* START ENTRIES SUPPLIED *

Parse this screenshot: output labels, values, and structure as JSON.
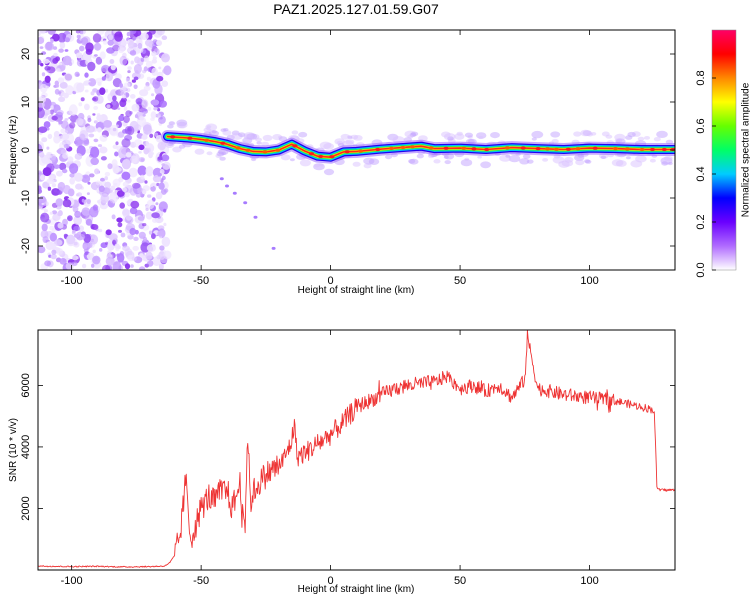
{
  "title": "PAZ1.2025.127.01.59.G07",
  "chart_data": [
    {
      "type": "heatmap",
      "xlabel": "Height of straight line (km)",
      "ylabel": "Frequency (Hz)",
      "xlim": [
        -113,
        133
      ],
      "ylim": [
        -25,
        25
      ],
      "xticks": [
        -100,
        -50,
        0,
        50,
        100
      ],
      "yticks": [
        -20,
        -10,
        0,
        10,
        20
      ],
      "colorbar": {
        "label": "Normalized spectral amplitude",
        "range": [
          0,
          1
        ],
        "ticks": [
          "0.0",
          "0.2",
          "0.4",
          "0.6",
          "0.8"
        ],
        "colormap": [
          "#ffffff",
          "#b06bff",
          "#6a00ff",
          "#0000ff",
          "#00ccff",
          "#00ff66",
          "#66ff00",
          "#ffff00",
          "#ff8800",
          "#ff0000",
          "#ff0066"
        ]
      },
      "noise_region_x": [
        -113,
        -63
      ],
      "ridge_x": [
        -63,
        -55,
        -50,
        -45,
        -40,
        -35,
        -30,
        -25,
        -20,
        -15,
        -10,
        -5,
        0,
        5,
        10,
        20,
        30,
        35,
        40,
        50,
        60,
        70,
        80,
        90,
        100,
        110,
        120,
        133
      ],
      "ridge_y": [
        2.8,
        2.5,
        2.2,
        1.8,
        1.2,
        0.3,
        -0.3,
        -0.4,
        0.0,
        1.2,
        -0.2,
        -1.3,
        -1.5,
        -0.4,
        -0.3,
        0.2,
        0.6,
        0.8,
        0.3,
        0.4,
        0.1,
        0.5,
        0.3,
        0.1,
        0.4,
        0.3,
        0.1,
        0.1
      ]
    },
    {
      "type": "line",
      "xlabel": "Height of straight line (km)",
      "ylabel": "SNR (10 * v/v)",
      "xlim": [
        -113,
        133
      ],
      "ylim": [
        0,
        7800
      ],
      "xticks": [
        -100,
        -50,
        0,
        50,
        100
      ],
      "yticks": [
        2000,
        4000,
        6000
      ],
      "color": "#ee3333",
      "series": [
        {
          "x": [
            -113,
            -100,
            -90,
            -80,
            -70,
            -64,
            -62,
            -60,
            -58,
            -57,
            -56,
            -55,
            -54,
            -52,
            -50,
            -47,
            -45,
            -43,
            -40,
            -38,
            -35,
            -33,
            -32,
            -31,
            -30,
            -28,
            -25,
            -20,
            -18,
            -15,
            -14,
            -13,
            -10,
            -5,
            0,
            5,
            10,
            15,
            20,
            25,
            30,
            40,
            45,
            50,
            55,
            60,
            65,
            70,
            75,
            76,
            80,
            90,
            100,
            110,
            115,
            120,
            125,
            126,
            127,
            133
          ],
          "y": [
            130,
            110,
            120,
            100,
            110,
            130,
            250,
            500,
            1200,
            2000,
            3000,
            1800,
            1000,
            1500,
            2000,
            2400,
            2200,
            2500,
            2600,
            2000,
            2800,
            1500,
            4500,
            2200,
            2500,
            2800,
            3100,
            3400,
            3600,
            4200,
            4800,
            3700,
            3800,
            4100,
            4400,
            4800,
            5300,
            5500,
            5700,
            5900,
            6000,
            6100,
            6300,
            5900,
            6000,
            5800,
            6000,
            5600,
            6200,
            7600,
            5900,
            5700,
            5600,
            5500,
            5400,
            5300,
            5200,
            2700,
            2600,
            2600
          ]
        }
      ]
    }
  ]
}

* END ENTRIES SUPPLIED *

## EXERCISE DETAILS
Reproduce the material in full, word for word, and omit the pictures.

## RESULT BELOW
Parse this screenshot: output labels, values, and structure as JSON.
{
  "title": "PAZ1.2025.127.01.59.G07",
  "chart_data": [
    {
      "type": "heatmap",
      "xlabel": "Height of straight line (km)",
      "ylabel": "Frequency (Hz)",
      "xlim": [
        -113,
        133
      ],
      "ylim": [
        -25,
        25
      ],
      "xticks": [
        -100,
        -50,
        0,
        50,
        100
      ],
      "yticks": [
        -20,
        -10,
        0,
        10,
        20
      ],
      "colorbar": {
        "label": "Normalized spectral amplitude",
        "range": [
          0,
          1
        ],
        "ticks": [
          "0.0",
          "0.2",
          "0.4",
          "0.6",
          "0.8"
        ],
        "colormap": [
          "#ffffff",
          "#b06bff",
          "#6a00ff",
          "#0000ff",
          "#00ccff",
          "#00ff66",
          "#66ff00",
          "#ffff00",
          "#ff8800",
          "#ff0000",
          "#ff0066"
        ]
      },
      "noise_region_x": [
        -113,
        -63
      ],
      "ridge_x": [
        -63,
        -55,
        -50,
        -45,
        -40,
        -35,
        -30,
        -25,
        -20,
        -15,
        -10,
        -5,
        0,
        5,
        10,
        20,
        30,
        35,
        40,
        50,
        60,
        70,
        80,
        90,
        100,
        110,
        120,
        133
      ],
      "ridge_y": [
        2.8,
        2.5,
        2.2,
        1.8,
        1.2,
        0.3,
        -0.3,
        -0.4,
        0.0,
        1.2,
        -0.2,
        -1.3,
        -1.5,
        -0.4,
        -0.3,
        0.2,
        0.6,
        0.8,
        0.3,
        0.4,
        0.1,
        0.5,
        0.3,
        0.1,
        0.4,
        0.3,
        0.1,
        0.1
      ]
    },
    {
      "type": "line",
      "xlabel": "Height of straight line (km)",
      "ylabel": "SNR (10 * v/v)",
      "xlim": [
        -113,
        133
      ],
      "ylim": [
        0,
        7800
      ],
      "xticks": [
        -100,
        -50,
        0,
        50,
        100
      ],
      "yticks": [
        2000,
        4000,
        6000
      ],
      "color": "#ee3333",
      "series": [
        {
          "x": [
            -113,
            -100,
            -90,
            -80,
            -70,
            -64,
            -62,
            -60,
            -58,
            -57,
            -56,
            -55,
            -54,
            -52,
            -50,
            -47,
            -45,
            -43,
            -40,
            -38,
            -35,
            -33,
            -32,
            -31,
            -30,
            -28,
            -25,
            -20,
            -18,
            -15,
            -14,
            -13,
            -10,
            -5,
            0,
            5,
            10,
            15,
            20,
            25,
            30,
            40,
            45,
            50,
            55,
            60,
            65,
            70,
            75,
            76,
            80,
            90,
            100,
            110,
            115,
            120,
            125,
            126,
            127,
            133
          ],
          "y": [
            130,
            110,
            120,
            100,
            110,
            130,
            250,
            500,
            1200,
            2000,
            3000,
            1800,
            1000,
            1500,
            2000,
            2400,
            2200,
            2500,
            2600,
            2000,
            2800,
            1500,
            4500,
            2200,
            2500,
            2800,
            3100,
            3400,
            3600,
            4200,
            4800,
            3700,
            3800,
            4100,
            4400,
            4800,
            5300,
            5500,
            5700,
            5900,
            6000,
            6100,
            6300,
            5900,
            6000,
            5800,
            6000,
            5600,
            6200,
            7600,
            5900,
            5700,
            5600,
            5500,
            5400,
            5300,
            5200,
            2700,
            2600,
            2600
          ]
        }
      ]
    }
  ]
}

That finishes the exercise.